The request » The listing below should be printed exactly, every line of it. Skip the pictures.

Given data »
↓

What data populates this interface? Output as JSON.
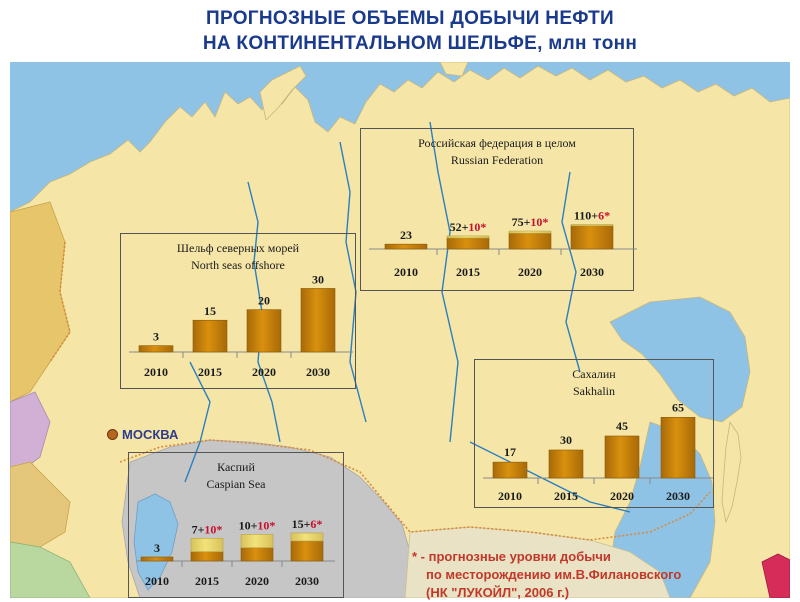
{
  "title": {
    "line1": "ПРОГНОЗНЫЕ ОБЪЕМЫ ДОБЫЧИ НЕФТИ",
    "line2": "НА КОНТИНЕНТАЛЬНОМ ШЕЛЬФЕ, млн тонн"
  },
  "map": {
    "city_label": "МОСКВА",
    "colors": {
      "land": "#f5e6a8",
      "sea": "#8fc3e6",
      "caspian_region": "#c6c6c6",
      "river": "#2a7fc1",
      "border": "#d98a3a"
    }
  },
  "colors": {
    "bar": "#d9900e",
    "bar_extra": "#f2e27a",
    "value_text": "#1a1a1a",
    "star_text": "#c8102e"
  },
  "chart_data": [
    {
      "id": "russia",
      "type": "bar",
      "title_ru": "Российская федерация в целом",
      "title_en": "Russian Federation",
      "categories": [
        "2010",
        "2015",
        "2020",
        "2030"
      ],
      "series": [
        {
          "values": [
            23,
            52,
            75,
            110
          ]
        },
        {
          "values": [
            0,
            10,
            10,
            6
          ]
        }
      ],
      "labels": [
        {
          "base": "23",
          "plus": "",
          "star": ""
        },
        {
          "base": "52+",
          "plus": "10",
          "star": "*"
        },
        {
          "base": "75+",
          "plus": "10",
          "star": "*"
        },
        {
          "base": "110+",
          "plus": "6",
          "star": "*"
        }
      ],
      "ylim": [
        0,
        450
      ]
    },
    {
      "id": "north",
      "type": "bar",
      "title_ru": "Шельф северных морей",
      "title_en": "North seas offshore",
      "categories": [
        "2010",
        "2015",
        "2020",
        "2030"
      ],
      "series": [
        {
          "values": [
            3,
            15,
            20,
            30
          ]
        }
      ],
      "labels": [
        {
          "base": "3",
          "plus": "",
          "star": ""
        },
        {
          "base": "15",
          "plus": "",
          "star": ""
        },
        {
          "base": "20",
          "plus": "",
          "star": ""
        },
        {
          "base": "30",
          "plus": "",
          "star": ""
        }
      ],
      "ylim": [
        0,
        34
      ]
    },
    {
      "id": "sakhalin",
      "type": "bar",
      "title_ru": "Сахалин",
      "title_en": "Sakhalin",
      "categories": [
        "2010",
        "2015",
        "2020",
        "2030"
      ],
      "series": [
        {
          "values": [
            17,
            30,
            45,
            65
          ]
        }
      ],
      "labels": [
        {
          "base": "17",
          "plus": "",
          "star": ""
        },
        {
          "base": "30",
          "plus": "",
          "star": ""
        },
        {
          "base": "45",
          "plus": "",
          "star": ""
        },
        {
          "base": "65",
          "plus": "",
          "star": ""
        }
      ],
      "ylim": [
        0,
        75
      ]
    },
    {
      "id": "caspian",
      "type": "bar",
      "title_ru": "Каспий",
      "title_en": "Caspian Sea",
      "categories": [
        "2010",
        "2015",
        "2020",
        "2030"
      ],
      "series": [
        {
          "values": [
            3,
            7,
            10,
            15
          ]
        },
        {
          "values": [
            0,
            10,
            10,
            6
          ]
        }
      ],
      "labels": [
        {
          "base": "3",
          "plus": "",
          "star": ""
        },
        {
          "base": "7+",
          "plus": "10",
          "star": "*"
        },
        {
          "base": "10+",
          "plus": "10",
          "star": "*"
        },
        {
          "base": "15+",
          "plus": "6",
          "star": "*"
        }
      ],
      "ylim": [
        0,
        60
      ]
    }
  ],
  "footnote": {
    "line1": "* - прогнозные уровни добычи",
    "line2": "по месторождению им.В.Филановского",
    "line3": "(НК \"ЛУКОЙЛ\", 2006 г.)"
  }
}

↑

Full response »
What data populates this interface? Output as JSON.
{
  "title": {
    "line1": "ПРОГНОЗНЫЕ ОБЪЕМЫ ДОБЫЧИ НЕФТИ",
    "line2": "НА КОНТИНЕНТАЛЬНОМ ШЕЛЬФЕ, млн тонн"
  },
  "map": {
    "city_label": "МОСКВА",
    "colors": {
      "land": "#f5e6a8",
      "sea": "#8fc3e6",
      "caspian_region": "#c6c6c6",
      "river": "#2a7fc1",
      "border": "#d98a3a"
    }
  },
  "colors": {
    "bar": "#d9900e",
    "bar_extra": "#f2e27a",
    "value_text": "#1a1a1a",
    "star_text": "#c8102e"
  },
  "chart_data": [
    {
      "id": "russia",
      "type": "bar",
      "title_ru": "Российская федерация в целом",
      "title_en": "Russian Federation",
      "categories": [
        "2010",
        "2015",
        "2020",
        "2030"
      ],
      "series": [
        {
          "values": [
            23,
            52,
            75,
            110
          ]
        },
        {
          "values": [
            0,
            10,
            10,
            6
          ]
        }
      ],
      "labels": [
        {
          "base": "23",
          "plus": "",
          "star": ""
        },
        {
          "base": "52+",
          "plus": "10",
          "star": "*"
        },
        {
          "base": "75+",
          "plus": "10",
          "star": "*"
        },
        {
          "base": "110+",
          "plus": "6",
          "star": "*"
        }
      ],
      "ylim": [
        0,
        450
      ]
    },
    {
      "id": "north",
      "type": "bar",
      "title_ru": "Шельф северных морей",
      "title_en": "North seas offshore",
      "categories": [
        "2010",
        "2015",
        "2020",
        "2030"
      ],
      "series": [
        {
          "values": [
            3,
            15,
            20,
            30
          ]
        }
      ],
      "labels": [
        {
          "base": "3",
          "plus": "",
          "star": ""
        },
        {
          "base": "15",
          "plus": "",
          "star": ""
        },
        {
          "base": "20",
          "plus": "",
          "star": ""
        },
        {
          "base": "30",
          "plus": "",
          "star": ""
        }
      ],
      "ylim": [
        0,
        34
      ]
    },
    {
      "id": "sakhalin",
      "type": "bar",
      "title_ru": "Сахалин",
      "title_en": "Sakhalin",
      "categories": [
        "2010",
        "2015",
        "2020",
        "2030"
      ],
      "series": [
        {
          "values": [
            17,
            30,
            45,
            65
          ]
        }
      ],
      "labels": [
        {
          "base": "17",
          "plus": "",
          "star": ""
        },
        {
          "base": "30",
          "plus": "",
          "star": ""
        },
        {
          "base": "45",
          "plus": "",
          "star": ""
        },
        {
          "base": "65",
          "plus": "",
          "star": ""
        }
      ],
      "ylim": [
        0,
        75
      ]
    },
    {
      "id": "caspian",
      "type": "bar",
      "title_ru": "Каспий",
      "title_en": "Caspian Sea",
      "categories": [
        "2010",
        "2015",
        "2020",
        "2030"
      ],
      "series": [
        {
          "values": [
            3,
            7,
            10,
            15
          ]
        },
        {
          "values": [
            0,
            10,
            10,
            6
          ]
        }
      ],
      "labels": [
        {
          "base": "3",
          "plus": "",
          "star": ""
        },
        {
          "base": "7+",
          "plus": "10",
          "star": "*"
        },
        {
          "base": "10+",
          "plus": "10",
          "star": "*"
        },
        {
          "base": "15+",
          "plus": "6",
          "star": "*"
        }
      ],
      "ylim": [
        0,
        60
      ]
    }
  ],
  "footnote": {
    "line1": "* - прогнозные уровни добычи",
    "line2": "по месторождению им.В.Филановского",
    "line3": "(НК \"ЛУКОЙЛ\", 2006 г.)"
  }
}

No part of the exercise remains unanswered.